▶ SHORT EXERCISE: Check every line below for the word "GOVERNMENT" and show those that hold it.

== SUPPLIED DATA ==

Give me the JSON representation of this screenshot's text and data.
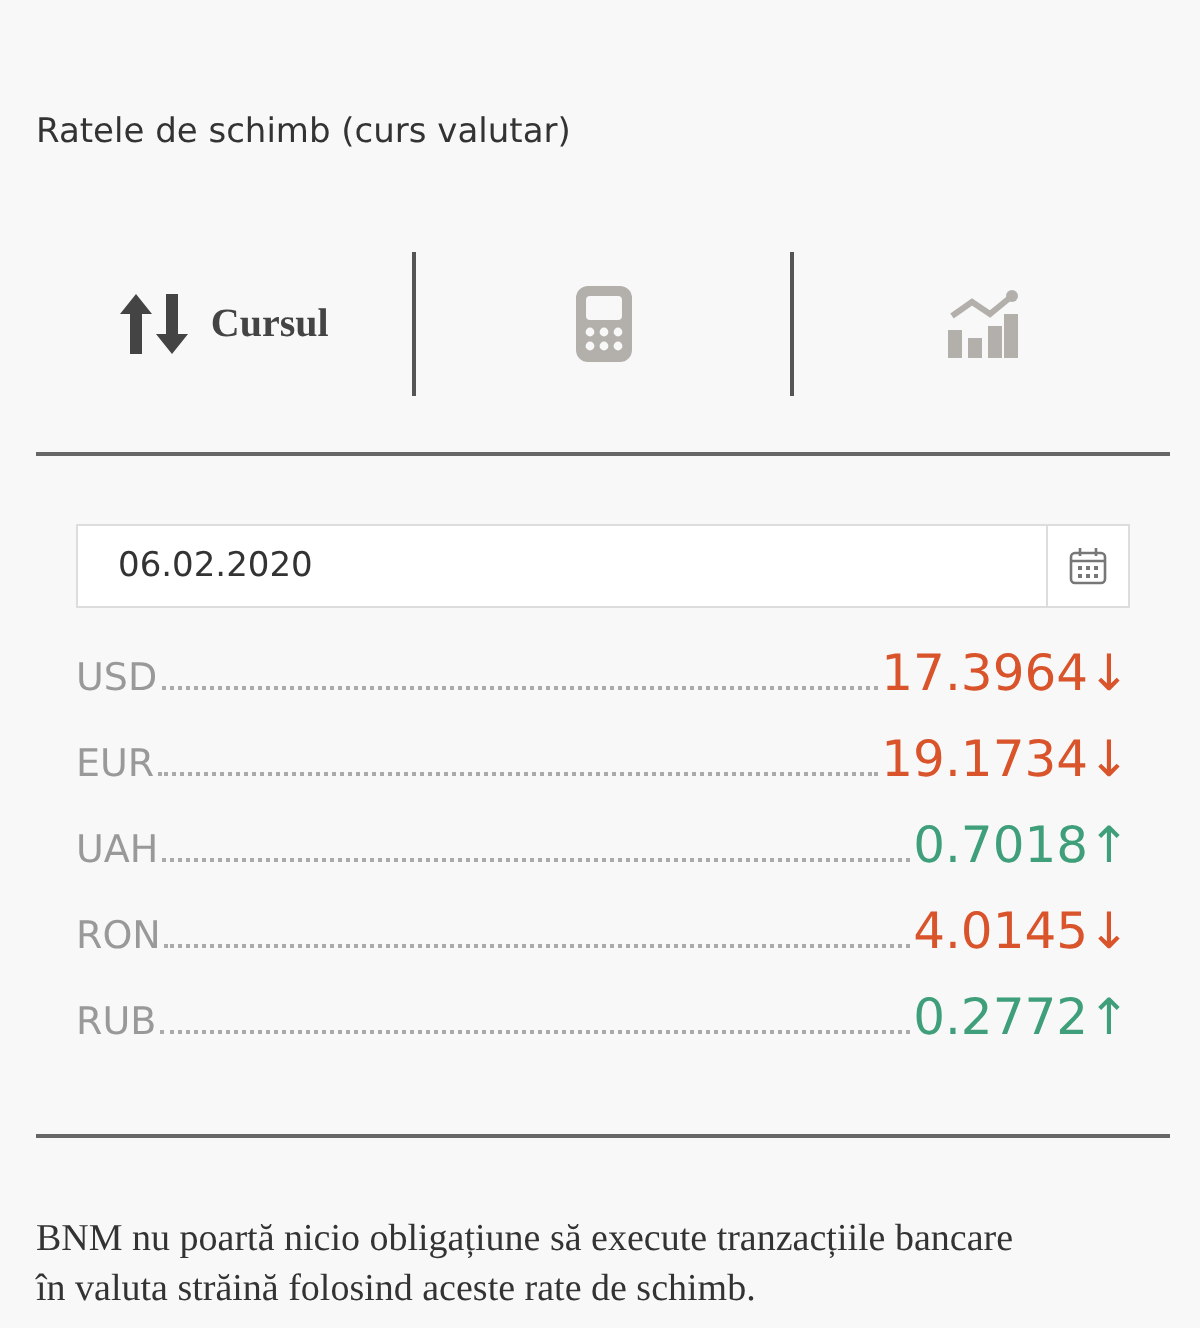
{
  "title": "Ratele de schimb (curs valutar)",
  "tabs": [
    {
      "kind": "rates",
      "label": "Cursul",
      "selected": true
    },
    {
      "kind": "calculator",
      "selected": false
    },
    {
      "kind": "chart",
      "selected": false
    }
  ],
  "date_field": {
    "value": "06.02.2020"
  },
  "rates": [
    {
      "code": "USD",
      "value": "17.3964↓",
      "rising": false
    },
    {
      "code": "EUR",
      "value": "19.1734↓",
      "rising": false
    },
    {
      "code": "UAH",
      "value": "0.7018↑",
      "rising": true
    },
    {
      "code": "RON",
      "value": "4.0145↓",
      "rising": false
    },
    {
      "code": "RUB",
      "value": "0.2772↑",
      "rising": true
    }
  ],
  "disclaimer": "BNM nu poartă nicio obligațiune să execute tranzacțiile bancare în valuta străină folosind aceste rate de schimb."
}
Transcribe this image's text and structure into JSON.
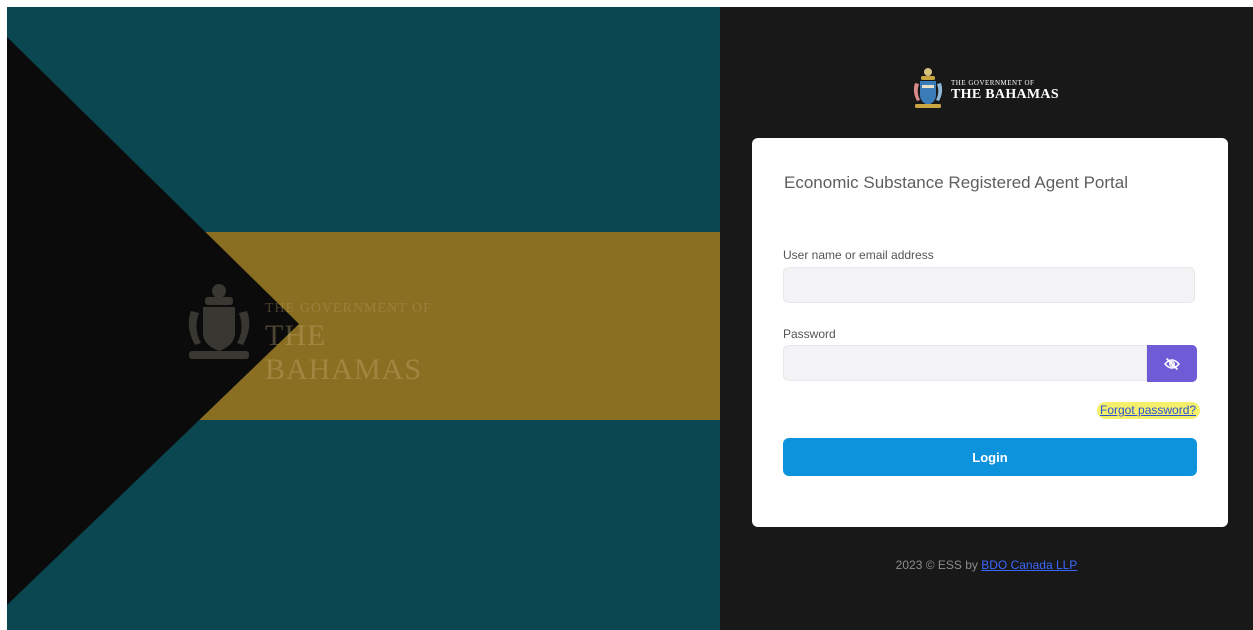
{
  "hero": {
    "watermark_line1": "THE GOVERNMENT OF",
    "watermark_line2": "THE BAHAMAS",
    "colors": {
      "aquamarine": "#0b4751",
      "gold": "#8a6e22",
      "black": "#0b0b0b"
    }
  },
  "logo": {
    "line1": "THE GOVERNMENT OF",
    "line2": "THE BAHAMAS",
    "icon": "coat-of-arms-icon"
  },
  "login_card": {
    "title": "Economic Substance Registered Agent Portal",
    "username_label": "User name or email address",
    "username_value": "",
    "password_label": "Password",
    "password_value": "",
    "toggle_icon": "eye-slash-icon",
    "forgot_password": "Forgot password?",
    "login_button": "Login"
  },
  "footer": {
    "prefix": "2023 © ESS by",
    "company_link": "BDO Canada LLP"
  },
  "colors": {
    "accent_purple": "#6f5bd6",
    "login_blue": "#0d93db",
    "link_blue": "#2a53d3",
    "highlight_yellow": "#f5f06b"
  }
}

===
== SUPPLIED DATA ==

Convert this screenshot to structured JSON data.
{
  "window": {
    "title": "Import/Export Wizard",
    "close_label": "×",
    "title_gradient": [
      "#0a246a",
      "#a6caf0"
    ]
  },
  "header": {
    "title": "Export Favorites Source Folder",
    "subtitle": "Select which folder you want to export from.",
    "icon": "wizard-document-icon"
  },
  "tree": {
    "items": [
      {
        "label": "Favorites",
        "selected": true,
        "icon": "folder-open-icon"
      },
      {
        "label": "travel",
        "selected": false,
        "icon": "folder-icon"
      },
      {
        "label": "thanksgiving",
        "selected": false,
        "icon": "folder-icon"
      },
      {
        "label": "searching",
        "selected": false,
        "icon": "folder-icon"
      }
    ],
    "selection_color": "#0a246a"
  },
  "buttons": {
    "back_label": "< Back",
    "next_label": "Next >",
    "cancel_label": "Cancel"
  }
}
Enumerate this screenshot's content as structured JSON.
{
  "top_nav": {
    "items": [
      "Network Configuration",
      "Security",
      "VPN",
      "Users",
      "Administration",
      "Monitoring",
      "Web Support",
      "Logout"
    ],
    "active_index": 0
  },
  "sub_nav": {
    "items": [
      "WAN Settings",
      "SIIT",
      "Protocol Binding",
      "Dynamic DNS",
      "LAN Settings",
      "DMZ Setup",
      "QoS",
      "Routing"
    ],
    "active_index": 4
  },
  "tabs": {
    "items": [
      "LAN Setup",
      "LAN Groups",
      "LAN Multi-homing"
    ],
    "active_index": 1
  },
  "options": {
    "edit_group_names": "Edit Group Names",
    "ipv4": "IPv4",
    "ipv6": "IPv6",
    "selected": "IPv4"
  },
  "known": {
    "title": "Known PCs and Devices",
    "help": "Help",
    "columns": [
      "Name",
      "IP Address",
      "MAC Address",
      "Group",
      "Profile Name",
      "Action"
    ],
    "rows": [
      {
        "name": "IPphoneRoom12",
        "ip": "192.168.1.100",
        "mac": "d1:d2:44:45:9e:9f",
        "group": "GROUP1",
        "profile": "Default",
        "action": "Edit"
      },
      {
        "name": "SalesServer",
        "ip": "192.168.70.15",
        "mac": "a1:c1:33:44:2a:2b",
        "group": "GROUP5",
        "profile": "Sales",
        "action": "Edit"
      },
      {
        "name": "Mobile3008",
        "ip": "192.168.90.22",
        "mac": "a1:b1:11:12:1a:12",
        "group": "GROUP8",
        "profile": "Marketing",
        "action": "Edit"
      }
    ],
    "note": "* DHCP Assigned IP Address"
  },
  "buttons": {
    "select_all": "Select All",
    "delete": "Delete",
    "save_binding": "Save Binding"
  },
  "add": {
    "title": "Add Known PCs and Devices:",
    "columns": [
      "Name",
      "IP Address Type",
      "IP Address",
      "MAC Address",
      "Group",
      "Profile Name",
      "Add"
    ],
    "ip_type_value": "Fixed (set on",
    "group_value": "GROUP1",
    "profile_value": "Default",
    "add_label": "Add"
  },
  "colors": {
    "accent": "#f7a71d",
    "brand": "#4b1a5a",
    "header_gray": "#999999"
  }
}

===
== SUPPLIED DATA ==

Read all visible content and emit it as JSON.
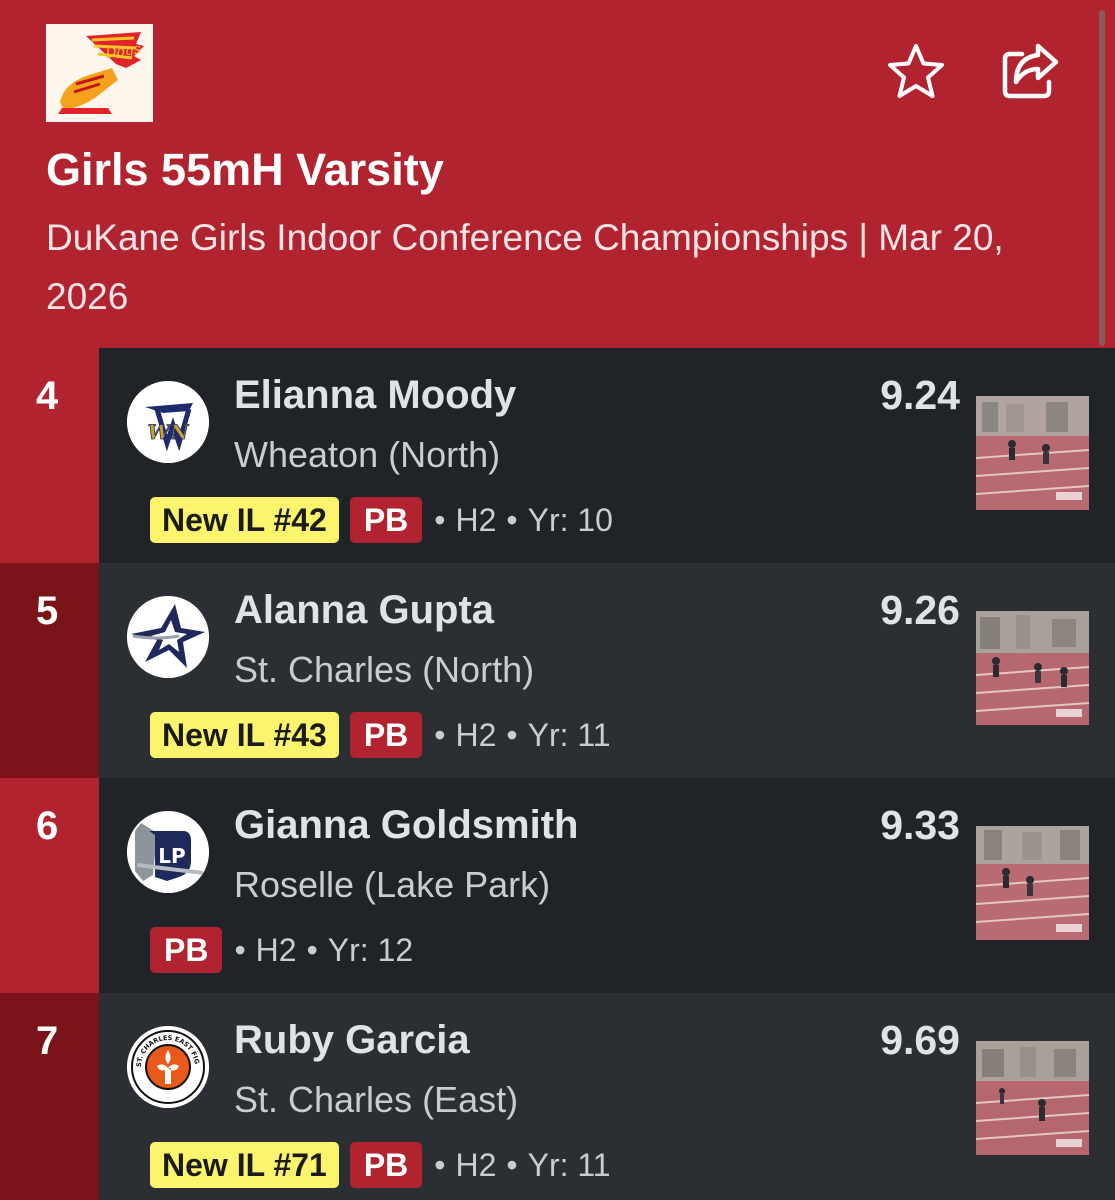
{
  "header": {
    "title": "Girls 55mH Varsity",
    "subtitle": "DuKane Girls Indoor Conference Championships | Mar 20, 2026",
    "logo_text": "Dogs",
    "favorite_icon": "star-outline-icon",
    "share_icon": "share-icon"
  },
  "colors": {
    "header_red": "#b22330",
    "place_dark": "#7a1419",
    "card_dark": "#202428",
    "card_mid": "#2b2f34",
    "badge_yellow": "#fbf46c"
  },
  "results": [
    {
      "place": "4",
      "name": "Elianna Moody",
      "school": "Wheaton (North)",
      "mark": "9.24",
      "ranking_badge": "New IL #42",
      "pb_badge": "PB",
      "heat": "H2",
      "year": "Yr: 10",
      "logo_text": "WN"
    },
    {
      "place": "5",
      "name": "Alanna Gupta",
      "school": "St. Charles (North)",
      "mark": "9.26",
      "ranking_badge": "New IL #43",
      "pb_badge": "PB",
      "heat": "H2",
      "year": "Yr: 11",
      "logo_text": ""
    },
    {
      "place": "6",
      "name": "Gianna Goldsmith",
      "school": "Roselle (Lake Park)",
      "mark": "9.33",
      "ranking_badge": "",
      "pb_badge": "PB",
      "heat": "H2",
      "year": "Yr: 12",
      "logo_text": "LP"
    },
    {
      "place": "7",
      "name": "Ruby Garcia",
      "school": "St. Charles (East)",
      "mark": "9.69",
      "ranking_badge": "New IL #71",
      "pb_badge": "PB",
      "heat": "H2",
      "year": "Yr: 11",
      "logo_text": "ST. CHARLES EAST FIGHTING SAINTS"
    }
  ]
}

===

▶ THE OUTPUT:
    "watermark_line1": "THE GOVERNMENT OF",
    "line1": "THE GOVERNMENT OF",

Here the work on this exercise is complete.